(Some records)
——
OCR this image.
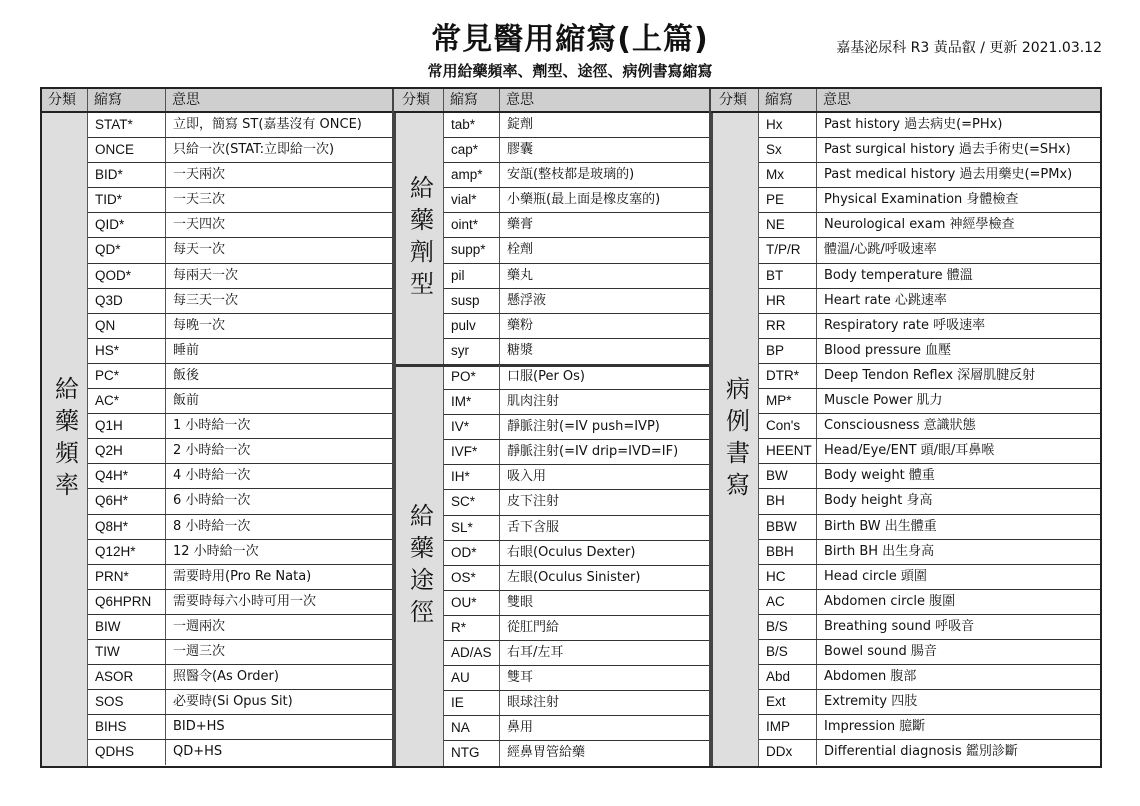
常見醫用縮寫(上篇)
常用給藥頻率、劑型、途徑、病例書寫縮寫
嘉基泌尿科 R3 黃品叡 / 更新 2021.03.12
分類	縮寫	意思
給藥頻率
STAT*	立即，簡寫 ST(嘉基沒有 ONCE)
ONCE	只給一次(STAT:立即給一次)
BID*	一天兩次
TID*	一天三次
QID*	一天四次
QD*	每天一次
QOD*	每兩天一次
Q3D	每三天一次
QN	每晚一次
HS*	睡前
PC*	飯後
AC*	飯前
Q1H	1 小時給一次
Q2H	2 小時給一次
Q4H*	4 小時給一次
Q6H*	6 小時給一次
Q8H*	8 小時給一次
Q12H*	12 小時給一次
PRN*	需要時用(Pro Re Nata)
Q6HPRN	需要時每六小時可用一次
BIW	一週兩次
TIW	一週三次
ASOR	照醫令(As Order)
SOS	必要時(Si Opus Sit)
BIHS	BID+HS
QDHS	QD+HS
分類	縮寫	意思
給藥劑型
tab*	錠劑
cap*	膠囊
amp*	安瓿(整枝都是玻璃的)
vial*	小藥瓶(最上面是橡皮塞的)
oint*	藥膏
supp*	栓劑
pil	藥丸
susp	懸浮液
pulv	藥粉
syr	糖漿
給藥途徑
PO*	口服(Per Os)
IM*	肌肉注射
IV*	靜脈注射(=IV push=IVP)
IVF*	靜脈注射(=IV drip=IVD=IF)
IH*	吸入用
SC*	皮下注射
SL*	舌下含服
OD*	右眼(Oculus Dexter)
OS*	左眼(Oculus Sinister)
OU*	雙眼
R*	從肛門給
AD/AS	右耳/左耳
AU	雙耳
IE	眼球注射
NA	鼻用
NTG	經鼻胃管給藥
分類	縮寫	意思
病例書寫
Hx	Past history 過去病史(=PHx)
Sx	Past surgical history 過去手術史(=SHx)
Mx	Past medical history 過去用藥史(=PMx)
PE	Physical Examination 身體檢查
NE	Neurological exam 神經學檢查
T/P/R	體溫/心跳/呼吸速率
BT	Body temperature 體溫
HR	Heart rate 心跳速率
RR	Respiratory rate 呼吸速率
BP	Blood pressure 血壓
DTR*	Deep Tendon Reflex 深層肌腱反射
MP*	Muscle Power 肌力
Con's	Consciousness 意識狀態
HEENT Head/Eye/ENT 頭/眼/耳鼻喉
BW	Body weight 體重
BH	Body height 身高
BBW	Birth BW 出生體重
BBH	Birth BH 出生身高
HC	Head circle 頭圍
AC	Abdomen circle 腹圍
B/S	Breathing sound 呼吸音
B/S	Bowel sound 腸音
Abd	Abdomen 腹部
Ext	Extremity 四肢
IMP	Impression 臆斷
DDx	Differential diagnosis 鑑別診斷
——
Aim: Retype the whole listing exactly and leave the pictures out.

Expected answer:
OCR this image.
常見醫用縮寫(上篇)
常用給藥頻率、劑型、途徑、病例書寫縮寫
嘉基泌尿科 R3 黃品叡 / 更新 2021.03.12
分類	縮寫	意思
給藥頻率
STAT*	立即，簡寫 ST(嘉基沒有 ONCE)
ONCE	只給一次(STAT:立即給一次)
BID*	一天兩次
TID*	一天三次
QID*	一天四次
QD*	每天一次
QOD*	每兩天一次
Q3D	每三天一次
QN	每晚一次
HS*	睡前
PC*	飯後
AC*	飯前
Q1H	1 小時給一次
Q2H	2 小時給一次
Q4H*	4 小時給一次
Q6H*	6 小時給一次
Q8H*	8 小時給一次
Q12H*	12 小時給一次
PRN*	需要時用(Pro Re Nata)
Q6HPRN	需要時每六小時可用一次
BIW	一週兩次
TIW	一週三次
ASOR	照醫令(As Order)
SOS	必要時(Si Opus Sit)
BIHS	BID+HS
QDHS	QD+HS
分類	縮寫	意思
給藥劑型
tab*	錠劑
cap*	膠囊
amp*	安瓿(整枝都是玻璃的)
vial*	小藥瓶(最上面是橡皮塞的)
oint*	藥膏
supp*	栓劑
pil	藥丸
susp	懸浮液
pulv	藥粉
syr	糖漿
給藥途徑
PO*	口服(Per Os)
IM*	肌肉注射
IV*	靜脈注射(=IV push=IVP)
IVF*	靜脈注射(=IV drip=IVD=IF)
IH*	吸入用
SC*	皮下注射
SL*	舌下含服
OD*	右眼(Oculus Dexter)
OS*	左眼(Oculus Sinister)
OU*	雙眼
R*	從肛門給
AD/AS	右耳/左耳
AU	雙耳
IE	眼球注射
NA	鼻用
NTG	經鼻胃管給藥
分類	縮寫	意思
病例書寫
Hx	Past history 過去病史(=PHx)
Sx	Past surgical history 過去手術史(=SHx)
Mx	Past medical history 過去用藥史(=PMx)
PE	Physical Examination 身體檢查
NE	Neurological exam 神經學檢查
T/P/R	體溫/心跳/呼吸速率
BT	Body temperature 體溫
HR	Heart rate 心跳速率
RR	Respiratory rate 呼吸速率
BP	Blood pressure 血壓
DTR*	Deep Tendon Reflex 深層肌腱反射
MP*	Muscle Power 肌力
Con's	Consciousness 意識狀態
HEENT Head/Eye/ENT 頭/眼/耳鼻喉
BW	Body weight 體重
BH	Body height 身高
BBW	Birth BW 出生體重
BBH	Birth BH 出生身高
HC	Head circle 頭圍
AC	Abdomen circle 腹圍
B/S	Breathing sound 呼吸音
B/S	Bowel sound 腸音
Abd	Abdomen 腹部
Ext	Extremity 四肢
IMP	Impression 臆斷
DDx	Differential diagnosis 鑑別診斷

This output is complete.